↓
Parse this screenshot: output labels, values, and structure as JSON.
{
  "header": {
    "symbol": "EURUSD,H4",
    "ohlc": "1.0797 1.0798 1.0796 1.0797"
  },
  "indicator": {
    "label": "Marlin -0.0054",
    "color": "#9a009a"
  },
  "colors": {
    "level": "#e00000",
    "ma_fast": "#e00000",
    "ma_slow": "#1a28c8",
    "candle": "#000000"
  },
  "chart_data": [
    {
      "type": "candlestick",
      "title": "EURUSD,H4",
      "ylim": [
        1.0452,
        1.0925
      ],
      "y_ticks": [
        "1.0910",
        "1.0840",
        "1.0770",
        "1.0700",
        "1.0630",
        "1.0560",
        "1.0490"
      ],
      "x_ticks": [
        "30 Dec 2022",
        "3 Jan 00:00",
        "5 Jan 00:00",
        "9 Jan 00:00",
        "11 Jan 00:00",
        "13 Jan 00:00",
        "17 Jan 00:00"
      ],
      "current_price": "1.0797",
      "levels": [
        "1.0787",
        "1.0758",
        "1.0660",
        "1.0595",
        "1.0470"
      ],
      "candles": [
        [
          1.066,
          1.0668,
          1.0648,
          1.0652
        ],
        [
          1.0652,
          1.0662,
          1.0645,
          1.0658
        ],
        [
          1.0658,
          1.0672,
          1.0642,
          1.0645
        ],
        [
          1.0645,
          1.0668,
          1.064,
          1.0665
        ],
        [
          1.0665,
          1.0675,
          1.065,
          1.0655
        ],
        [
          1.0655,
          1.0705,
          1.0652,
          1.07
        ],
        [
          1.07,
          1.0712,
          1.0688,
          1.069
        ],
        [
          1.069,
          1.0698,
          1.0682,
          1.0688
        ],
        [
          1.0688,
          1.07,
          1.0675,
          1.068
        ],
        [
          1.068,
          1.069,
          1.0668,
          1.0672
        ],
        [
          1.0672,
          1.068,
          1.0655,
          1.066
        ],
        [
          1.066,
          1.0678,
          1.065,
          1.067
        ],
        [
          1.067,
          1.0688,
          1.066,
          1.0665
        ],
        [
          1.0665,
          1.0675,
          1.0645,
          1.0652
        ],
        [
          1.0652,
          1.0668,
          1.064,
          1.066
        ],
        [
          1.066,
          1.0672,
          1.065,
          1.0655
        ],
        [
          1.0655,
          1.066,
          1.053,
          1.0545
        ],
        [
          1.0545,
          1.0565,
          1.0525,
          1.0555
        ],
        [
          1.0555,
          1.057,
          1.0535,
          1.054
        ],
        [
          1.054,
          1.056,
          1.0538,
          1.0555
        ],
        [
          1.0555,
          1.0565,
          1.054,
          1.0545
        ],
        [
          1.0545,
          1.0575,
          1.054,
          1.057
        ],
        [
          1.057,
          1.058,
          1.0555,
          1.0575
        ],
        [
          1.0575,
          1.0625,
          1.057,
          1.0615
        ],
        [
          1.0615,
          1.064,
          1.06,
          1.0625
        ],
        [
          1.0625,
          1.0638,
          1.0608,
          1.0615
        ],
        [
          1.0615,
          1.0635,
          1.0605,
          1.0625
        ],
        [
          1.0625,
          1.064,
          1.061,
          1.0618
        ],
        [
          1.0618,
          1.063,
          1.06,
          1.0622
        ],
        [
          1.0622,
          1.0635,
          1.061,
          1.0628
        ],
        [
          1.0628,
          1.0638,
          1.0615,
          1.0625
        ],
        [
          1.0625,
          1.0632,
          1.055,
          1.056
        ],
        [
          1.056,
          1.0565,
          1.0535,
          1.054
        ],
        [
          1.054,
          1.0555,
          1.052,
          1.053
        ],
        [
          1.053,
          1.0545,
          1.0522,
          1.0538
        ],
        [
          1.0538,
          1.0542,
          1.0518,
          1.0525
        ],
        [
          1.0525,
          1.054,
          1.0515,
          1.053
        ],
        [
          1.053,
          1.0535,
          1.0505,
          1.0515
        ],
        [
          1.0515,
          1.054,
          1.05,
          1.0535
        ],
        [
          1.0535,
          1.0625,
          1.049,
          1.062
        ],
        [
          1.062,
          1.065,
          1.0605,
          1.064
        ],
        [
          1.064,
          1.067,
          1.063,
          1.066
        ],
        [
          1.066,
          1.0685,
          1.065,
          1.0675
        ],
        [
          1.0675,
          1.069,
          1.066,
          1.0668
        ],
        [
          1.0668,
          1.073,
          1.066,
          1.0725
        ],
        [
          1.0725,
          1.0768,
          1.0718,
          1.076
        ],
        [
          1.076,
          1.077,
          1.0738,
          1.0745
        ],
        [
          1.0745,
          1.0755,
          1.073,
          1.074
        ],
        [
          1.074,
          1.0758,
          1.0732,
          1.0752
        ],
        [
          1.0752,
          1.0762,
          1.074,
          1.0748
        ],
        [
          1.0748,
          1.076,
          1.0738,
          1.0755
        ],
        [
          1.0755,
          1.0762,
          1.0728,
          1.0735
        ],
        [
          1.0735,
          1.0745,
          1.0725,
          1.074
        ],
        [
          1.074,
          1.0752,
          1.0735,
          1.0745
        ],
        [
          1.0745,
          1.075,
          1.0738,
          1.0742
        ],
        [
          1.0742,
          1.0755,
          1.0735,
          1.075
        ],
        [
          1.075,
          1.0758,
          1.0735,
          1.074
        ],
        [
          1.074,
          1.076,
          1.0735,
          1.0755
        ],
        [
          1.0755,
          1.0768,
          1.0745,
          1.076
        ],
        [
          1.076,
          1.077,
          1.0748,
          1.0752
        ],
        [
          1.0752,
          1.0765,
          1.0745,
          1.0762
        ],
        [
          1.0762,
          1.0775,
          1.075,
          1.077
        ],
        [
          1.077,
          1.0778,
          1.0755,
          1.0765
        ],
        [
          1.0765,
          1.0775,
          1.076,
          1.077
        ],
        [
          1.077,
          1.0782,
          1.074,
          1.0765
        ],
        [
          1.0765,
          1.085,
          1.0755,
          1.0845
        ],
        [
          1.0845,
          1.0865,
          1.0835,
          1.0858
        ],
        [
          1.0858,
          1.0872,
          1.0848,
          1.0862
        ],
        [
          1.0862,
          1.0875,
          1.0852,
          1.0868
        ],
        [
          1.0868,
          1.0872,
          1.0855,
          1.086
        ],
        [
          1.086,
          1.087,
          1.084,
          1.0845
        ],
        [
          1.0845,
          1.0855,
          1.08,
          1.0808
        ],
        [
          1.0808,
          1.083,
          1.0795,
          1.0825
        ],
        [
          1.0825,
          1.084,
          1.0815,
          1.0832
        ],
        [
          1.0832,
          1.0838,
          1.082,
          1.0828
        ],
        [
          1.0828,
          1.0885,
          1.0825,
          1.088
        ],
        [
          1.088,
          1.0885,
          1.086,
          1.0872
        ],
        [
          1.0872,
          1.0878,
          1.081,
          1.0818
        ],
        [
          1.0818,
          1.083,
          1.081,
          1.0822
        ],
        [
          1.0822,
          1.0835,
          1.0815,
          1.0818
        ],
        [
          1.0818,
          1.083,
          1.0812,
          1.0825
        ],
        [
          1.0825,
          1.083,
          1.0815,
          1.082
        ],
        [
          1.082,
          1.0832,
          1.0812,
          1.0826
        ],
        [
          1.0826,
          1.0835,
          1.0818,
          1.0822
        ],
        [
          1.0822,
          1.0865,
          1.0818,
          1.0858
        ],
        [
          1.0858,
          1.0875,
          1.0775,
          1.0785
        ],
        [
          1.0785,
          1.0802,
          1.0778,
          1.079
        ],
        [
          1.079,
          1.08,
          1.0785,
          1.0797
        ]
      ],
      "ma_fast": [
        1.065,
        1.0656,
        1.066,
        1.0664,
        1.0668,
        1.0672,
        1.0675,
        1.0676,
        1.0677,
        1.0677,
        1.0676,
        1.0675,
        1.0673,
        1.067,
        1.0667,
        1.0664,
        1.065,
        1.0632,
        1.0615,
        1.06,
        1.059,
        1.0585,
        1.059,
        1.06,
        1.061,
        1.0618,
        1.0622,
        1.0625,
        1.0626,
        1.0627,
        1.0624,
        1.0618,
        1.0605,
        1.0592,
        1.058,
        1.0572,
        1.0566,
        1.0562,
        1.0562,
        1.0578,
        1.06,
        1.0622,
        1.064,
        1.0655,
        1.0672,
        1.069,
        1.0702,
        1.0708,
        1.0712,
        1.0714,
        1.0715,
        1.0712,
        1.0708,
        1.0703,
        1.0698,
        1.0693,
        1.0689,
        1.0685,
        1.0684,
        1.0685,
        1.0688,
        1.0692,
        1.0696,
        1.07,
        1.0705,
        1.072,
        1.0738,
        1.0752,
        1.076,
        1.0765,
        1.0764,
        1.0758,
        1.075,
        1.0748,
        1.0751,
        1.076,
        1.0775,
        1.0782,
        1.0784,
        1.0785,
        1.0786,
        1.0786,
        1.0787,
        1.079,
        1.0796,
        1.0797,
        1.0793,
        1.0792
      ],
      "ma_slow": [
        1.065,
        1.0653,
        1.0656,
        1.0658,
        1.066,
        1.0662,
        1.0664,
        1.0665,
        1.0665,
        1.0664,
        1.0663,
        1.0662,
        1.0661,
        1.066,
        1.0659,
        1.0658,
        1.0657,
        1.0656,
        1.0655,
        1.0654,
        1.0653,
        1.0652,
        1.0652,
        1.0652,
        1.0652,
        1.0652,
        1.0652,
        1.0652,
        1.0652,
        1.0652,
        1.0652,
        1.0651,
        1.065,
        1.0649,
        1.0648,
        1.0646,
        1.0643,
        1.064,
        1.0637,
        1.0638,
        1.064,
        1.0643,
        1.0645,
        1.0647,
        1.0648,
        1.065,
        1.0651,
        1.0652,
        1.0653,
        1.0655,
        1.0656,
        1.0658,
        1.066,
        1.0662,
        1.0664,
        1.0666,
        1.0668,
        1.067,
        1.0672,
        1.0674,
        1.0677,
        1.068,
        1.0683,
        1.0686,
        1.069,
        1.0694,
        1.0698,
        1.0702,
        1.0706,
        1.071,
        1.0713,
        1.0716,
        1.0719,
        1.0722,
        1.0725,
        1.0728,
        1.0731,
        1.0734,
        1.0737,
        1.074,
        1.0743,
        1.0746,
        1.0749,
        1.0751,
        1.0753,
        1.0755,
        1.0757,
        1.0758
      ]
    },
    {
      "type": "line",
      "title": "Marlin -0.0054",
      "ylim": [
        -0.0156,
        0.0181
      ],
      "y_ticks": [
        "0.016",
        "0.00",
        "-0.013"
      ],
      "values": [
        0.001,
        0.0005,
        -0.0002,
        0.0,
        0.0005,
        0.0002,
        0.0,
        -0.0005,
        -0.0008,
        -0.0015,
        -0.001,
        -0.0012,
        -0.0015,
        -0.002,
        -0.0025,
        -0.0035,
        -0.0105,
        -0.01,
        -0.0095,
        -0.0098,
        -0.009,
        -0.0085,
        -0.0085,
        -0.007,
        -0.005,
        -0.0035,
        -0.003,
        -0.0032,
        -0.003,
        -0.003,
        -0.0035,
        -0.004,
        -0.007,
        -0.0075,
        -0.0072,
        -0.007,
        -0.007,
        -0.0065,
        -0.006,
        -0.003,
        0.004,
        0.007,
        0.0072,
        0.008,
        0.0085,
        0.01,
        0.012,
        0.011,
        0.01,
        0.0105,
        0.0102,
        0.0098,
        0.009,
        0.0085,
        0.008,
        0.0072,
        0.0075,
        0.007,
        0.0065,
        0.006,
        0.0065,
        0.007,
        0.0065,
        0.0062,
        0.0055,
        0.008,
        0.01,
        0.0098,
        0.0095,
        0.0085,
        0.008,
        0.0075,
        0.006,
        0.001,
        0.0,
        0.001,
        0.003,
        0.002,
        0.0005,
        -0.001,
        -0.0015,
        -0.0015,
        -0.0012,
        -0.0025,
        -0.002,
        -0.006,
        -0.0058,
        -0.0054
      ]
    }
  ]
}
↑
TASK TO CARRY OUT:
Tally up the lines holding the word "Marlin" in the data above, and answer with that figure only.

RESULT FOR THIS EXERCISE:
2